[Task details]: All the records that follow need to be reproduced exactly. Omit the images.

[Items]:
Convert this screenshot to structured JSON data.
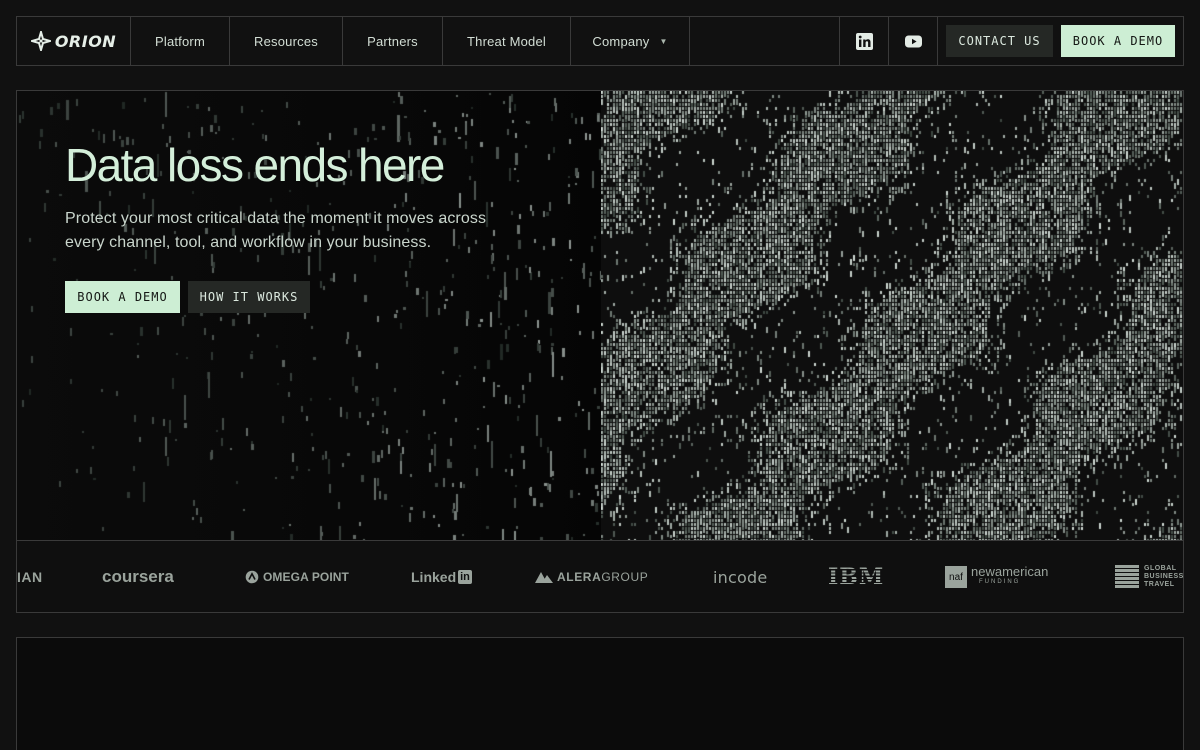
{
  "nav": {
    "brand": "ORION",
    "items": [
      {
        "label": "Platform"
      },
      {
        "label": "Resources"
      },
      {
        "label": "Partners"
      },
      {
        "label": "Threat Model"
      },
      {
        "label": "Company"
      }
    ],
    "contact_label": "CONTACT US",
    "demo_label": "BOOK A DEMO"
  },
  "hero": {
    "title": "Data loss ends here",
    "subtitle": "Protect your most critical data the moment it moves across every channel, tool, and workflow in your business.",
    "primary_cta": "BOOK A DEMO",
    "secondary_cta": "HOW IT WORKS"
  },
  "logos": {
    "partial_left": "IAN",
    "coursera": "coursera",
    "omega": "OMEGA POINT",
    "linkedin": "Linked",
    "linkedin_in": "in",
    "alera_a": "ALERA",
    "alera_b": "GROUP",
    "incode": "incode",
    "ibm": "IBM",
    "naf_mark": "naf",
    "naf_name": "newamerican",
    "naf_sub": "FUNDING",
    "gbt_1": "GLOBAL",
    "gbt_2": "BUSINESS",
    "gbt_3": "TRAVEL"
  },
  "colors": {
    "background": "#111111",
    "accent": "#cdeed4",
    "border": "#3a3a3a",
    "text": "#d4efda"
  }
}
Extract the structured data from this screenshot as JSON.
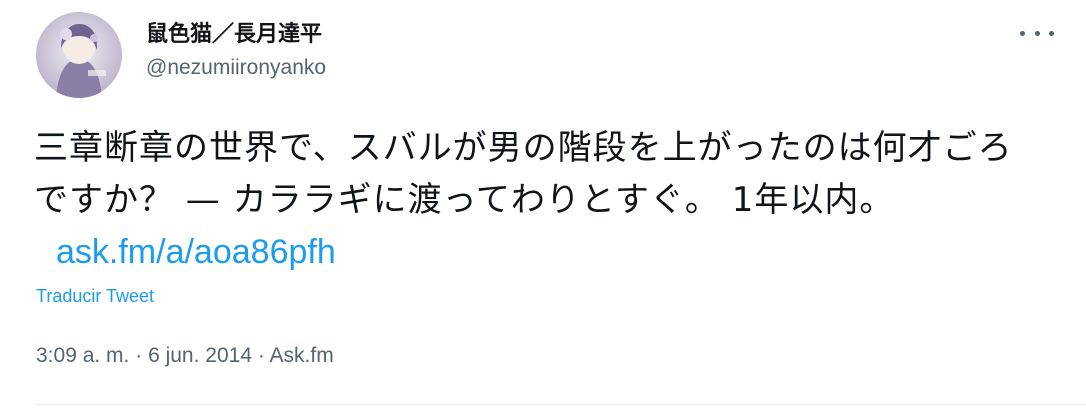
{
  "user": {
    "display_name": "鼠色猫／長月達平",
    "handle": "@nezumiironyanko"
  },
  "tweet": {
    "text": "三章断章の世界で、スバルが男の階段を上がったのは何才ごろですか？ — カララギに渡ってわりとすぐ。 1年以内。",
    "link": "ask.fm/a/aoa86pfh",
    "translate_label": "Traducir Tweet",
    "time": "3:09 a. m.",
    "date": "6 jun. 2014",
    "source": "Ask.fm",
    "separator": "·"
  },
  "icons": {
    "more": "more-horizontal-icon",
    "avatar": "user-avatar"
  },
  "colors": {
    "link": "#1d9bf0",
    "secondary_text": "#536471",
    "primary_text": "#0f1419"
  }
}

[Finished exercise]:
Convert this screenshot to structured JSON data.
{
  "nav": {
    "brand": "ORION",
    "items": [
      {
        "label": "Platform"
      },
      {
        "label": "Resources"
      },
      {
        "label": "Partners"
      },
      {
        "label": "Threat Model"
      },
      {
        "label": "Company"
      }
    ],
    "contact_label": "CONTACT US",
    "demo_label": "BOOK A DEMO"
  },
  "hero": {
    "title": "Data loss ends here",
    "subtitle": "Protect your most critical data the moment it moves across every channel, tool, and workflow in your business.",
    "primary_cta": "BOOK A DEMO",
    "secondary_cta": "HOW IT WORKS"
  },
  "logos": {
    "partial_left": "IAN",
    "coursera": "coursera",
    "omega": "OMEGA POINT",
    "linkedin": "Linked",
    "linkedin_in": "in",
    "alera_a": "ALERA",
    "alera_b": "GROUP",
    "incode": "incode",
    "ibm": "IBM",
    "naf_mark": "naf",
    "naf_name": "newamerican",
    "naf_sub": "FUNDING",
    "gbt_1": "GLOBAL",
    "gbt_2": "BUSINESS",
    "gbt_3": "TRAVEL"
  },
  "colors": {
    "background": "#111111",
    "accent": "#cdeed4",
    "border": "#3a3a3a",
    "text": "#d4efda"
  }
}
Extract the structured data from this screenshot as JSON.
{
  "user": {
    "display_name": "鼠色猫／長月達平",
    "handle": "@nezumiironyanko"
  },
  "tweet": {
    "text": "三章断章の世界で、スバルが男の階段を上がったのは何才ごろですか？ — カララギに渡ってわりとすぐ。 1年以内。",
    "link": "ask.fm/a/aoa86pfh",
    "translate_label": "Traducir Tweet",
    "time": "3:09 a. m.",
    "date": "6 jun. 2014",
    "source": "Ask.fm",
    "separator": "·"
  },
  "icons": {
    "more": "more-horizontal-icon",
    "avatar": "user-avatar"
  },
  "colors": {
    "link": "#1d9bf0",
    "secondary_text": "#536471",
    "primary_text": "#0f1419"
  }
}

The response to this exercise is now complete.